*EXERCISE AIM*
How many lines of the data hold the word "JSON"? State the number and nothing else.
**** SOURCE RECORDS
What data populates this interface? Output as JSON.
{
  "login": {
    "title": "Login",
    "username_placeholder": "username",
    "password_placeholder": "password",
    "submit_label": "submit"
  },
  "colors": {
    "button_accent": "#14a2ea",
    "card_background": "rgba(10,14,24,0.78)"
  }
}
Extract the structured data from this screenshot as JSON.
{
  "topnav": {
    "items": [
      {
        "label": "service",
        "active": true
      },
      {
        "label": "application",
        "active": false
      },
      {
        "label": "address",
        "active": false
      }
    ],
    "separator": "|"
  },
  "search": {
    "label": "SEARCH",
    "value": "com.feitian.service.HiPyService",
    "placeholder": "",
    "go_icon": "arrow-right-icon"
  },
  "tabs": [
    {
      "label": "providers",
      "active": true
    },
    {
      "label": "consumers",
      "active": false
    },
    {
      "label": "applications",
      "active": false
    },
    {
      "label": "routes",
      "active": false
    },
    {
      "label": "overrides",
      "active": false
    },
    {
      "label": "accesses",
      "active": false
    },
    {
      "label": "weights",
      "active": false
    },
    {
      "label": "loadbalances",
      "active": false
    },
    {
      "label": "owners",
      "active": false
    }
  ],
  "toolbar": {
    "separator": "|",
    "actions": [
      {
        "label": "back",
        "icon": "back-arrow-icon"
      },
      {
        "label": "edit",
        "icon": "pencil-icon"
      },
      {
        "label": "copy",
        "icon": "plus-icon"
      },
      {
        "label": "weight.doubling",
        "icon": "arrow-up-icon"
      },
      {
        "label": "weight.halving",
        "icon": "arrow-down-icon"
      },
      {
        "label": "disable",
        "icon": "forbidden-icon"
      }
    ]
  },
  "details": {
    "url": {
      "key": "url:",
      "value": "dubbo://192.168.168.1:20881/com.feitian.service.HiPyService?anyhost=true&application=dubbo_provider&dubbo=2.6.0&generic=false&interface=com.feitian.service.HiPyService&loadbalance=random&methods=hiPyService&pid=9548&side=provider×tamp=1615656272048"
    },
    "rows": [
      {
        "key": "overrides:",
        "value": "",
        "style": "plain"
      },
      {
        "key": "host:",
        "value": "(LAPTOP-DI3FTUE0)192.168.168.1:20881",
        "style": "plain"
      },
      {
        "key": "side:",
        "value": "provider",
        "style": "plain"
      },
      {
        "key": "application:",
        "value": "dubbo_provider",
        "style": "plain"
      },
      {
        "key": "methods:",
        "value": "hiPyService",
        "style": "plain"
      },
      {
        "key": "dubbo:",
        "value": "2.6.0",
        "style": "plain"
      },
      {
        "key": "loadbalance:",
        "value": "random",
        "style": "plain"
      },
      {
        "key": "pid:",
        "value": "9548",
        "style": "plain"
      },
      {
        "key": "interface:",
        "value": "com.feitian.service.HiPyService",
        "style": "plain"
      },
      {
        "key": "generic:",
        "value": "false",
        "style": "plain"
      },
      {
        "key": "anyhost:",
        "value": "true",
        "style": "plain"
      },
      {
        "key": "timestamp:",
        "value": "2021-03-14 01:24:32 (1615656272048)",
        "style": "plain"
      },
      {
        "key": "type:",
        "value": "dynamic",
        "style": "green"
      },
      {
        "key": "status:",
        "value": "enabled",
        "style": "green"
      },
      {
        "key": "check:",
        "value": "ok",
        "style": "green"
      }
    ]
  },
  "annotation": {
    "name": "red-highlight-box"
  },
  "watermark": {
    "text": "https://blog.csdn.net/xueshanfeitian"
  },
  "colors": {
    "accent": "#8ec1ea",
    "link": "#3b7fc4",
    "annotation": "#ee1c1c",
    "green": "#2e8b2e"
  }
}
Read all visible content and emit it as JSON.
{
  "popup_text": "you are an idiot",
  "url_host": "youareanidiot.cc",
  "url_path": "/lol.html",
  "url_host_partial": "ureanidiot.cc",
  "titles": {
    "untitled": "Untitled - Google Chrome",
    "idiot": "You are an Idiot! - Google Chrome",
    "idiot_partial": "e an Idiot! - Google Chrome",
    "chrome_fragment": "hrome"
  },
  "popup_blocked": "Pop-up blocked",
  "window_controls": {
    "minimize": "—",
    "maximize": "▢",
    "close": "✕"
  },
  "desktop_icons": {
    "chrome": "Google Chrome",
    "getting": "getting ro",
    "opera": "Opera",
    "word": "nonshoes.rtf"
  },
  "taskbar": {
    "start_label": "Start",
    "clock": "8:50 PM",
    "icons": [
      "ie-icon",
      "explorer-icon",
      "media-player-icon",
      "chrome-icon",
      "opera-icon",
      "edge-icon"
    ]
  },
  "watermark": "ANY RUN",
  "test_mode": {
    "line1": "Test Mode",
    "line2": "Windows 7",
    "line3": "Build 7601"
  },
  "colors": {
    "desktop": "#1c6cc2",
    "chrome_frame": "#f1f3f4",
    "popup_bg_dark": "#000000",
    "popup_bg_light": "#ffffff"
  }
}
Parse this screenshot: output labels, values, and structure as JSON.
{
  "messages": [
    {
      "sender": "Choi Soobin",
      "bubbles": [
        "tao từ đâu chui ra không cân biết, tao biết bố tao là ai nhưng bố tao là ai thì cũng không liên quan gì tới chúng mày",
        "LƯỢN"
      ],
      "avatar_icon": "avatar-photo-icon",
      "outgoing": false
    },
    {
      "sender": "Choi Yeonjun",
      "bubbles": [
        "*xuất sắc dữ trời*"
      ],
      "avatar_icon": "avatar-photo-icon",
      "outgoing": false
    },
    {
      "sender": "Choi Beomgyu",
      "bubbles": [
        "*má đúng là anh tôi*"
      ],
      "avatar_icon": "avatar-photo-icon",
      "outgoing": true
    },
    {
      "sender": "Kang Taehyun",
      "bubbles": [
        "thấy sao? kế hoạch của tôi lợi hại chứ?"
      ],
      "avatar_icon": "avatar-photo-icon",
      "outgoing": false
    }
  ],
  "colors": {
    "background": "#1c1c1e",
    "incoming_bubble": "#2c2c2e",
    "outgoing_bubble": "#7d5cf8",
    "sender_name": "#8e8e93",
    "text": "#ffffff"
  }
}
********
*TASK SOLUTION*
4